### RECORD SET
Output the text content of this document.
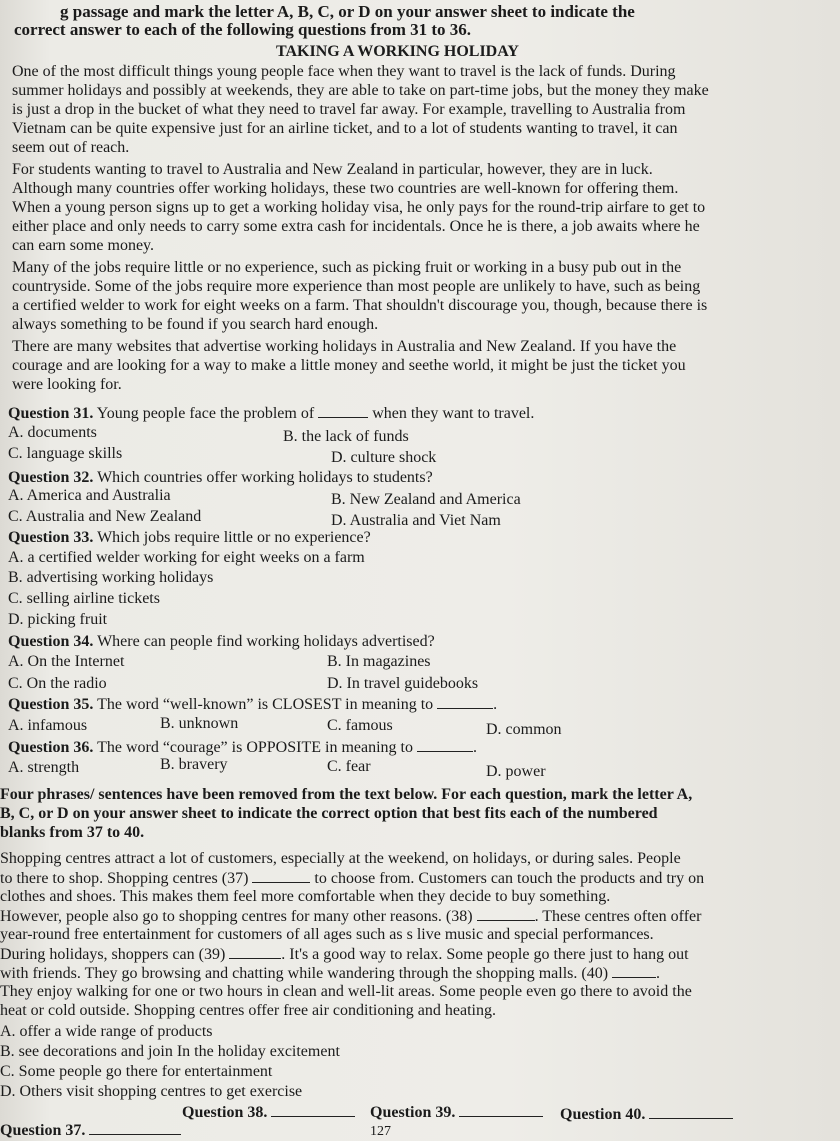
g passage and mark the letter A, B, C, or D on your answer sheet to indicate the
correct answer to each of the following questions from 31 to 36.
TAKING A WORKING HOLIDAY
One of the most difficult things young people face when they want to travel is the lack of funds. During
summer holidays and possibly at weekends, they are able to take on part-time jobs, but the money they make
is just a drop in the bucket of what they need to travel far away. For example, travelling to Australia from
Vietnam can be quite expensive just for an airline ticket, and to a lot of students wanting to travel, it can
seem out of reach.
For students wanting to travel to Australia and New Zealand in particular, however, they are in luck.
Although many countries offer working holidays, these two countries are well-known for offering them.
When a young person signs up to get a working holiday visa, he only pays for the round-trip airfare to get to
either place and only needs to carry some extra cash for incidentals. Once he is there, a job awaits where he
can earn some money.
Many of the jobs require little or no experience, such as picking fruit or working in a busy pub out in the
countryside. Some of the jobs require more experience than most people are unlikely to have, such as being
a certified welder to work for eight weeks on a farm. That shouldn't discourage you, though, because there is
always something to be found if you search hard enough.
There are many websites that advertise working holidays in Australia and New Zealand. If you have the
courage and are looking for a way to make a little money and seethe world, it might be just the ticket you
were looking for.
Question 31. Young people face the problem of	when they want to travel.
A. documents	B. the lack of funds
C. language skills	D. culture shock
Question 32. Which countries offer working holidays to students?
A. America and Australia	B. New Zealand and America
C. Australia and New Zealand	D. Australia and Viet Nam
Question 33. Which jobs require little or no experience?
A. a certified welder working for eight weeks on a farm
B. advertising working holidays
C. selling airline tickets
D. picking fruit
Question 34. Where can people find working holidays advertised?
A. On the Internet	B. In magazines
C. On the radio	D. In travel guidebooks
Question 35. The word “well-known” is CLOSEST in meaning to	.
A. infamous	B. unknown	C. famous	D. common
Question 36. The word “courage” is OPPOSITE in meaning to	.
A. strength	B. bravery	C. fear	D. power
Four phrases/ sentences have been removed from the text below. For each question, mark the letter A,
B, C, or D on your answer sheet to indicate the correct option that best fits each of the numbered
blanks from 37 to 40.
Shopping centres attract a lot of customers, especially at the weekend, on holidays, or during sales. People
to there to shop. Shopping centres (37)	to choose from. Customers can touch the products and try on
clothes and shoes. This makes them feel more comfortable when they decide to buy something.
However, people also go to shopping centres for many other reasons. (38)	. These centres often offer
year-round free entertainment for customers of all ages such as s live music and special performances.
During holidays, shoppers can (39)	. It's a good way to relax. Some people go there just to hang out
with friends. They go browsing and chatting while wandering through the shopping malls. (40)	.
They enjoy walking for one or two hours in clean and well-lit areas. Some people even go there to avoid the
heat or cold outside. Shopping centres offer free air conditioning and heating.
A. offer a wide range of products
B. see decorations and join In the holiday excitement
C. Some people go there for entertainment
D. Others visit shopping centres to get exercise
Question 37.
Question 38.	Question 39.	Question 40.
127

### GIVEN TASK
Transcribe the full listing character for character. Pictures are excluded.

### RESULT
Output the text content of this document.
g passage and mark the letter A, B, C, or D on your answer sheet to indicate the
correct answer to each of the following questions from 31 to 36.
TAKING A WORKING HOLIDAY
One of the most difficult things young people face when they want to travel is the lack of funds. During
summer holidays and possibly at weekends, they are able to take on part-time jobs, but the money they make
is just a drop in the bucket of what they need to travel far away. For example, travelling to Australia from
Vietnam can be quite expensive just for an airline ticket, and to a lot of students wanting to travel, it can
seem out of reach.
For students wanting to travel to Australia and New Zealand in particular, however, they are in luck.
Although many countries offer working holidays, these two countries are well-known for offering them.
When a young person signs up to get a working holiday visa, he only pays for the round-trip airfare to get to
either place and only needs to carry some extra cash for incidentals. Once he is there, a job awaits where he
can earn some money.
Many of the jobs require little or no experience, such as picking fruit or working in a busy pub out in the
countryside. Some of the jobs require more experience than most people are unlikely to have, such as being
a certified welder to work for eight weeks on a farm. That shouldn't discourage you, though, because there is
always something to be found if you search hard enough.
There are many websites that advertise working holidays in Australia and New Zealand. If you have the
courage and are looking for a way to make a little money and seethe world, it might be just the ticket you
were looking for.
Question 31. Young people face the problem of	when they want to travel.
A. documents	B. the lack of funds
C. language skills	D. culture shock
Question 32. Which countries offer working holidays to students?
A. America and Australia	B. New Zealand and America
C. Australia and New Zealand	D. Australia and Viet Nam
Question 33. Which jobs require little or no experience?
A. a certified welder working for eight weeks on a farm
B. advertising working holidays
C. selling airline tickets
D. picking fruit
Question 34. Where can people find working holidays advertised?
A. On the Internet	B. In magazines
C. On the radio	D. In travel guidebooks
Question 35. The word “well-known” is CLOSEST in meaning to	.
A. infamous	B. unknown	C. famous	D. common
Question 36. The word “courage” is OPPOSITE in meaning to	.
A. strength	B. bravery	C. fear	D. power
Four phrases/ sentences have been removed from the text below. For each question, mark the letter A,
B, C, or D on your answer sheet to indicate the correct option that best fits each of the numbered
blanks from 37 to 40.
Shopping centres attract a lot of customers, especially at the weekend, on holidays, or during sales. People
to there to shop. Shopping centres (37)	to choose from. Customers can touch the products and try on
clothes and shoes. This makes them feel more comfortable when they decide to buy something.
However, people also go to shopping centres for many other reasons. (38)	. These centres often offer
year-round free entertainment for customers of all ages such as s live music and special performances.
During holidays, shoppers can (39)	. It's a good way to relax. Some people go there just to hang out
with friends. They go browsing and chatting while wandering through the shopping malls. (40)	.
They enjoy walking for one or two hours in clean and well-lit areas. Some people even go there to avoid the
heat or cold outside. Shopping centres offer free air conditioning and heating.
A. offer a wide range of products
B. see decorations and join In the holiday excitement
C. Some people go there for entertainment
D. Others visit shopping centres to get exercise
Question 37.
Question 38.	Question 39.	Question 40.
127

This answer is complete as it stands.